Your objective: Go through the listing and return every line with "right" in it.

########################################

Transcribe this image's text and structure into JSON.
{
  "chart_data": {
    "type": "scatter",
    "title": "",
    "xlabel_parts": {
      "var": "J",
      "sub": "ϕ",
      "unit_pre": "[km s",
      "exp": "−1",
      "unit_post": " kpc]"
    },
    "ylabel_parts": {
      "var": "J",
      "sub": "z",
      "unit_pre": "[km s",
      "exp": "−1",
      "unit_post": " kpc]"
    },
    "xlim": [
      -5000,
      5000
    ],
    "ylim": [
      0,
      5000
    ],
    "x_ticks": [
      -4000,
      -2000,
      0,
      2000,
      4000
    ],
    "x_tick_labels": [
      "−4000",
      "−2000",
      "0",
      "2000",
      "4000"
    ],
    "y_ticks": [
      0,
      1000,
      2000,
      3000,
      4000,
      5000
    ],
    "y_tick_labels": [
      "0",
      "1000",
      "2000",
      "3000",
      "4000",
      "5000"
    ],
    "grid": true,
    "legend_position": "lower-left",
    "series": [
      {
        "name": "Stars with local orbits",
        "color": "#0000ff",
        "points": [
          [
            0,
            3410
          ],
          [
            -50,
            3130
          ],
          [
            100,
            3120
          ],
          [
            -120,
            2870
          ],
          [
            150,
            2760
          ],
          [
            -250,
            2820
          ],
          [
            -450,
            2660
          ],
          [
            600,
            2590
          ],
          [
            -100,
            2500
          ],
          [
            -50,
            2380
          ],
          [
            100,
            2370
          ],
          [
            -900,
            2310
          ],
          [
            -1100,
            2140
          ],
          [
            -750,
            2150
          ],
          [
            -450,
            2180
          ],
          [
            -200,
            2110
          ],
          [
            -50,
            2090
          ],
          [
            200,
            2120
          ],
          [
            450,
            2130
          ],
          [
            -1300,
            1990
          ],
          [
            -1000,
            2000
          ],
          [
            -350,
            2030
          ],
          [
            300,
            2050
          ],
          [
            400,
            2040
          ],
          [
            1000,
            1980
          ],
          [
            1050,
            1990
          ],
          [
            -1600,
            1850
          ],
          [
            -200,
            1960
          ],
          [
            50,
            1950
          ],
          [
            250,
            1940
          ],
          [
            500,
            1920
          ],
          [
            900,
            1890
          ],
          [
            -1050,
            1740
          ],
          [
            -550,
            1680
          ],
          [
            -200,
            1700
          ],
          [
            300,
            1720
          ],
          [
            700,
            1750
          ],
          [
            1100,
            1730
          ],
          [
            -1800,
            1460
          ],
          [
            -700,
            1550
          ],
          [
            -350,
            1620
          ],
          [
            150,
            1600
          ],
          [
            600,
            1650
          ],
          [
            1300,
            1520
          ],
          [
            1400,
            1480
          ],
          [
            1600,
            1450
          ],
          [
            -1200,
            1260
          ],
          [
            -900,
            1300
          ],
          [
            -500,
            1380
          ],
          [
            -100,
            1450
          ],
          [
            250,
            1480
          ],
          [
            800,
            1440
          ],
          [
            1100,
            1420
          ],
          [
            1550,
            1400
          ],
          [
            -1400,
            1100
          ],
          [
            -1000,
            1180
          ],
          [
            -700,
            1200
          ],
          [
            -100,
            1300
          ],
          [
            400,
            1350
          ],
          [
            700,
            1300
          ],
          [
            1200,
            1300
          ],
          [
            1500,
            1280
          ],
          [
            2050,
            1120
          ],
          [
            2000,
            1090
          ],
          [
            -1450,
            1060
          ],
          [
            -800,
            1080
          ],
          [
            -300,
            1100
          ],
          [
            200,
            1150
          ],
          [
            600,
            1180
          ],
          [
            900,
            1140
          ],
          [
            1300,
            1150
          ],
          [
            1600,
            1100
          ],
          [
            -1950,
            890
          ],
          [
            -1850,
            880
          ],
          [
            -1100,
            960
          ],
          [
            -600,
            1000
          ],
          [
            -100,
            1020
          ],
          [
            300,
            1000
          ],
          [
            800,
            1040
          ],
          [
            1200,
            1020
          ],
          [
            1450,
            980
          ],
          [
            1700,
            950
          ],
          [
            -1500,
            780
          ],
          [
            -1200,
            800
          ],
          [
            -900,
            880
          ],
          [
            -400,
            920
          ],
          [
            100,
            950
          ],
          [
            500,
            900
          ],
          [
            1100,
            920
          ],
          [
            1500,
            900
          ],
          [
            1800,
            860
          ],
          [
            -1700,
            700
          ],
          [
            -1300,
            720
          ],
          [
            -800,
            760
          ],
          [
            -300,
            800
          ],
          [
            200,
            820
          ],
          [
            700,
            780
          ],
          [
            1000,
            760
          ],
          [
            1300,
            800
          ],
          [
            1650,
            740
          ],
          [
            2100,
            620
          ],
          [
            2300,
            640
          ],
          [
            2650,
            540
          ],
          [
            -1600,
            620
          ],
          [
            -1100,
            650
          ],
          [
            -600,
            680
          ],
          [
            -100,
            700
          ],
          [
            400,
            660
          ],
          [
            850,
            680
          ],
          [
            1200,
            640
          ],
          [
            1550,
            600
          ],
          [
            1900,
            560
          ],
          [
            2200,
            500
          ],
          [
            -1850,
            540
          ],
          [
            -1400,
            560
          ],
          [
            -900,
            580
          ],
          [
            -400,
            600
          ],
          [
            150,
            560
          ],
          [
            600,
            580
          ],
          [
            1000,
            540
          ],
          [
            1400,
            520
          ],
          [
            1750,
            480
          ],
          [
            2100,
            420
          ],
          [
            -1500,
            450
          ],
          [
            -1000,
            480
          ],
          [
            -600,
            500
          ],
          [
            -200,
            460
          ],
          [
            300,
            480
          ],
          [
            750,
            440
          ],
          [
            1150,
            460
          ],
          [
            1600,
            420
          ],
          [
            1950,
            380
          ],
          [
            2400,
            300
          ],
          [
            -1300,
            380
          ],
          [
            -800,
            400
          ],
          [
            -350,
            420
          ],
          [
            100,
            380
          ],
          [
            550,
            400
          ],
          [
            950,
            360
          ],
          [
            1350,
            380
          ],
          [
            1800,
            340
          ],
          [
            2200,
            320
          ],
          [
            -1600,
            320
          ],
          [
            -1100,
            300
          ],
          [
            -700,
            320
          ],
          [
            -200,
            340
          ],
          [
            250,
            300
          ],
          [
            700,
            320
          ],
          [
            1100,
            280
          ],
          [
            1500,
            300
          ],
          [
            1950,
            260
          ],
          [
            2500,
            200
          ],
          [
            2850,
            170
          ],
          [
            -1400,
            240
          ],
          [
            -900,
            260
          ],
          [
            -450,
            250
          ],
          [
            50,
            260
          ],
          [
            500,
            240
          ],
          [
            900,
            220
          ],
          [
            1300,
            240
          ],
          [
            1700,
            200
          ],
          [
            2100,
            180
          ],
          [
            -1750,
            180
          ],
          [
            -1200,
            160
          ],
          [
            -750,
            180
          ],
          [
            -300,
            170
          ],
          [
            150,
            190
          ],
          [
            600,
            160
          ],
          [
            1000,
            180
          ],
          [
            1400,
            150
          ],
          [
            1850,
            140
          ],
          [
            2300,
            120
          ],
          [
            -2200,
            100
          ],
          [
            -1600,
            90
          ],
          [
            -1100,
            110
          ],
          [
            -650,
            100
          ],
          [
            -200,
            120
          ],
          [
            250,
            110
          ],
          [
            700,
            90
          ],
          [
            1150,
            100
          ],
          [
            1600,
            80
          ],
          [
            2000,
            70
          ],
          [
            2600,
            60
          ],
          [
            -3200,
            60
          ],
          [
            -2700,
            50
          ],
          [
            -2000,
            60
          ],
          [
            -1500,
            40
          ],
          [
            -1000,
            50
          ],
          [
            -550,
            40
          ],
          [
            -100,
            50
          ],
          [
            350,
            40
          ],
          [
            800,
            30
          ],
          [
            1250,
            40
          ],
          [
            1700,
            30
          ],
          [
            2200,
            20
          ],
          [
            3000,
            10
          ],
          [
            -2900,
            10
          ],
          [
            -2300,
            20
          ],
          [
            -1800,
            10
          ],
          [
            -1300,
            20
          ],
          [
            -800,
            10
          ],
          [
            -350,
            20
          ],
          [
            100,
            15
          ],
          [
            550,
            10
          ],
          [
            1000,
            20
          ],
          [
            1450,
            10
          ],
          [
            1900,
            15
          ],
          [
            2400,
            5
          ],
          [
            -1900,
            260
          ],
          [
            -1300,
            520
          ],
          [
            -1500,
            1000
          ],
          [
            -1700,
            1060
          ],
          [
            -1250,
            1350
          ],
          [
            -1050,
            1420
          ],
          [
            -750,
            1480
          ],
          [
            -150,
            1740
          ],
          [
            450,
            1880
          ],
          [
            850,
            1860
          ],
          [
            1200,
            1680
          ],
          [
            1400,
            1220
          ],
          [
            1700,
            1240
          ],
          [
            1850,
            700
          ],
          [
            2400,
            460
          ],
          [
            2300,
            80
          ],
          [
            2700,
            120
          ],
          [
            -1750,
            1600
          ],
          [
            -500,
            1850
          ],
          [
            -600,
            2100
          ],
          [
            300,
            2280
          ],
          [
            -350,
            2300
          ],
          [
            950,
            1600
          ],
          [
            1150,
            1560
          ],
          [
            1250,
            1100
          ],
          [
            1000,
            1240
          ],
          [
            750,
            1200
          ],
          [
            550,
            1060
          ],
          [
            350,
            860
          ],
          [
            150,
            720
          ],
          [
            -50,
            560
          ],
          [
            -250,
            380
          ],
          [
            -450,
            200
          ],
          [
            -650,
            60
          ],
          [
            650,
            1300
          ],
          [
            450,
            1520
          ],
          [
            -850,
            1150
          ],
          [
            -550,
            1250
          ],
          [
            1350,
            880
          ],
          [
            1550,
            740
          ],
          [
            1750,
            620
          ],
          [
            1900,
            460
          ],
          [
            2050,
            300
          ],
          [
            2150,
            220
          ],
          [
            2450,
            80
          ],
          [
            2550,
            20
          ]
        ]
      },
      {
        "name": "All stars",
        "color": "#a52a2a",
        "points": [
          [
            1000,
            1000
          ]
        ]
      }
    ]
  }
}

########################################

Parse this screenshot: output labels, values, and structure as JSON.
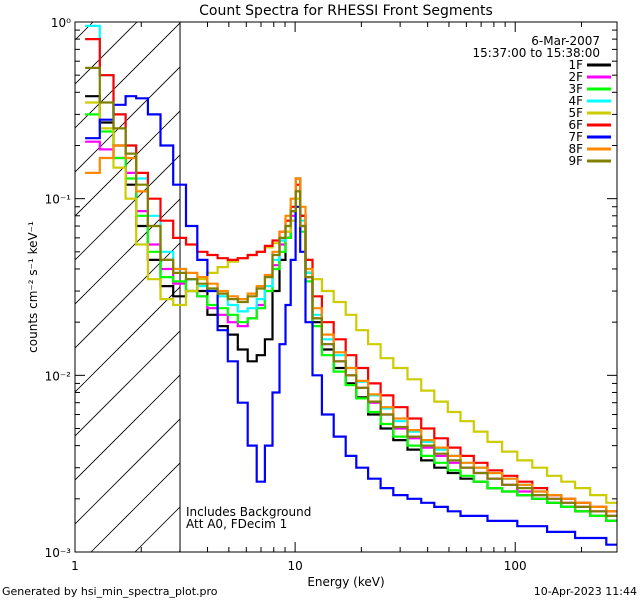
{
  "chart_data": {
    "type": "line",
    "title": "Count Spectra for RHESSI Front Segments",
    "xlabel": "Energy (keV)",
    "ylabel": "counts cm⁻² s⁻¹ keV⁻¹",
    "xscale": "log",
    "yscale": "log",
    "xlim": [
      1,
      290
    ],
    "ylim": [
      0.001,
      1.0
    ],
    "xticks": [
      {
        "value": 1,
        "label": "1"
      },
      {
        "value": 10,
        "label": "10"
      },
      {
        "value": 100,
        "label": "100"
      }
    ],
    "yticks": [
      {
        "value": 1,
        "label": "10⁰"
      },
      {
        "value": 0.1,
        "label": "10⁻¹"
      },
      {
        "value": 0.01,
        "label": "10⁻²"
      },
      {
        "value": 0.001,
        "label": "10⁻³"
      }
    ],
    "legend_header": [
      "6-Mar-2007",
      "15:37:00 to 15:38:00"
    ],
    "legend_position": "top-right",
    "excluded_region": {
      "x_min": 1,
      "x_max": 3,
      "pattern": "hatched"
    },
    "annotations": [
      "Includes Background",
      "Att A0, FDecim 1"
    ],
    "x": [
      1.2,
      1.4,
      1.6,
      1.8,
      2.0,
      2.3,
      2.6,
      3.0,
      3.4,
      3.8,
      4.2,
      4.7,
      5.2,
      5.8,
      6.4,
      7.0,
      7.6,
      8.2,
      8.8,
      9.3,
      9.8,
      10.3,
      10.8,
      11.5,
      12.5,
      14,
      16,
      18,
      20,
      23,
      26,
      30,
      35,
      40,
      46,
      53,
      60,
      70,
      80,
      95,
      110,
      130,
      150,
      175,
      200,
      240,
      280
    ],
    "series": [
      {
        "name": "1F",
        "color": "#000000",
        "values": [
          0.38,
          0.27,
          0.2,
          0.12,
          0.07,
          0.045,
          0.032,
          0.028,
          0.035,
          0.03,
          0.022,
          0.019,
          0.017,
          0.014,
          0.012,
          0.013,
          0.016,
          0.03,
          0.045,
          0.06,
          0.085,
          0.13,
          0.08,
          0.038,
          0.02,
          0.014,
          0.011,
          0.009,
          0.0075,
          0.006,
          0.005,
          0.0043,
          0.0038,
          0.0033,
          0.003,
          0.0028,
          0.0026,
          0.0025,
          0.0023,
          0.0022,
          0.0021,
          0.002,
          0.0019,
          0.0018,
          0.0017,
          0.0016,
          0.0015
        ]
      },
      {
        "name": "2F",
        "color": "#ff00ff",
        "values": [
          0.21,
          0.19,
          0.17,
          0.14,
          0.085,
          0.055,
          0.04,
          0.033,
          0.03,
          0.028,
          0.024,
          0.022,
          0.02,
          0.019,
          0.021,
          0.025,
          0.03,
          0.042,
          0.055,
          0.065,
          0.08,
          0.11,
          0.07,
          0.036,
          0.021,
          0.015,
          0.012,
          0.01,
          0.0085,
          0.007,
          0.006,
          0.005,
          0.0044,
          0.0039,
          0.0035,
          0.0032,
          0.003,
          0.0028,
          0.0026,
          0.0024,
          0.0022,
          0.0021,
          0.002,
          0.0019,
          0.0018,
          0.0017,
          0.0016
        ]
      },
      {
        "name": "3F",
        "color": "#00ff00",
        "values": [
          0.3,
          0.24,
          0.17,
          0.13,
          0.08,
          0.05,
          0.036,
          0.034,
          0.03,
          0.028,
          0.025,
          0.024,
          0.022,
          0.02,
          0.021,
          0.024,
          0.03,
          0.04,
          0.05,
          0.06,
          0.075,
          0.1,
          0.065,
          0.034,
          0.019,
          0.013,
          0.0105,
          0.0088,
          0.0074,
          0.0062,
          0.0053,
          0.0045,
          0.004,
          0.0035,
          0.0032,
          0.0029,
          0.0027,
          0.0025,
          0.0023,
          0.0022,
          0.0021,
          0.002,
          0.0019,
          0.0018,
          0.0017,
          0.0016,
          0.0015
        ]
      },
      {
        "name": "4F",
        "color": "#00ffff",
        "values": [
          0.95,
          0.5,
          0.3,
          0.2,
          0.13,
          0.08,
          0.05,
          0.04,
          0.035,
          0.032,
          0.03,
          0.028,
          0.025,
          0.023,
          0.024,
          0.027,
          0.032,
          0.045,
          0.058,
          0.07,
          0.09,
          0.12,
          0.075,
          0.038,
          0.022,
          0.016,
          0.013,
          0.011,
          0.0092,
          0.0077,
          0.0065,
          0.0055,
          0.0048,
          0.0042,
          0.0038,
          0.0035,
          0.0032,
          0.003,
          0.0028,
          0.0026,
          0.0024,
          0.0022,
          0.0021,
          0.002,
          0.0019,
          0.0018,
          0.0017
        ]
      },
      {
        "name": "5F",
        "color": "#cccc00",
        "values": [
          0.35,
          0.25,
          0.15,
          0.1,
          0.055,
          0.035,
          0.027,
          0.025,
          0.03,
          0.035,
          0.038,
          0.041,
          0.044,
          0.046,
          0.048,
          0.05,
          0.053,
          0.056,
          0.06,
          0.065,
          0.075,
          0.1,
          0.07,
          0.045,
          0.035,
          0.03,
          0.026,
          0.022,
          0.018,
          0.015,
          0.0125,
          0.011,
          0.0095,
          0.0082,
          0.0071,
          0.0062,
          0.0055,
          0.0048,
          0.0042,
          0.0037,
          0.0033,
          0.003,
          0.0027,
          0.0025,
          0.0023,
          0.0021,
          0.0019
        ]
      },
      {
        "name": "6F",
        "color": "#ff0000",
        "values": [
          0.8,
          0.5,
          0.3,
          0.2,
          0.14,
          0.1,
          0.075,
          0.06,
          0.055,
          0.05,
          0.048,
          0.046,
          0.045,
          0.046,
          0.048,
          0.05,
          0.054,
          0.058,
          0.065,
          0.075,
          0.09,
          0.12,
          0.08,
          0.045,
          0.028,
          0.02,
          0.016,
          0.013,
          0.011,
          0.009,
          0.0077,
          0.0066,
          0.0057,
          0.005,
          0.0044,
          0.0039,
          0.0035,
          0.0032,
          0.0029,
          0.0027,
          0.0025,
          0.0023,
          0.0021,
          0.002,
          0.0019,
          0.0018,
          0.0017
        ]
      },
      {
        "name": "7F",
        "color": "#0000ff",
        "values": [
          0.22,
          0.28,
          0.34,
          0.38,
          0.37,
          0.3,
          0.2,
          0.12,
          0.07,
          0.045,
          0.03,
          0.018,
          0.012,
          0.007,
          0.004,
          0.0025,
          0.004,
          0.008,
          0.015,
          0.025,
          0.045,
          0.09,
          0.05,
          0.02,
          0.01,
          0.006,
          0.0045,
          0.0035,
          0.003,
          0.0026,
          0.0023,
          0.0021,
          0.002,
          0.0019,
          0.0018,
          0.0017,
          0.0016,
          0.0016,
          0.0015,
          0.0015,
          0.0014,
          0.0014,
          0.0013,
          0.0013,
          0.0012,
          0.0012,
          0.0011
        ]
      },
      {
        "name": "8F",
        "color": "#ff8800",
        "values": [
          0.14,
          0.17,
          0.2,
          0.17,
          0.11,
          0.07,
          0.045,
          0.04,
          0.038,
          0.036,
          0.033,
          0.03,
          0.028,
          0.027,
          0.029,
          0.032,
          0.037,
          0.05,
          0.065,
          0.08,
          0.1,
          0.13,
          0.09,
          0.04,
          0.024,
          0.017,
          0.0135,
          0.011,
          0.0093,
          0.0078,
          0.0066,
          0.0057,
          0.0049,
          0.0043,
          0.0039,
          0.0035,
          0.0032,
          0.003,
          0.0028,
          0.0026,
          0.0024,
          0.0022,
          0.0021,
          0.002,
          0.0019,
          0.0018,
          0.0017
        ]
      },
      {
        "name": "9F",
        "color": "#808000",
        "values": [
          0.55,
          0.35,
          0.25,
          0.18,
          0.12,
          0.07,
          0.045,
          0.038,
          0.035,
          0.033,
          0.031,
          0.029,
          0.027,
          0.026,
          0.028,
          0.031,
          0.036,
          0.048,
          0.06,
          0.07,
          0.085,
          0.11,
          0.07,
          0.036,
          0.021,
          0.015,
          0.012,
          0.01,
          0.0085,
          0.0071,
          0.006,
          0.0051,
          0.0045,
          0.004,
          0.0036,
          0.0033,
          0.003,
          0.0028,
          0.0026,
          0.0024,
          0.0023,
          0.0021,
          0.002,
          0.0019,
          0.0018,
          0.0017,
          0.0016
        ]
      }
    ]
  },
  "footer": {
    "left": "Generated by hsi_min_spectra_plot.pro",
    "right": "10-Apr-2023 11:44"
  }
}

########################################

Complete response:
    "legend_position": "top-right",
    "right": "10-Apr-2023 11:44"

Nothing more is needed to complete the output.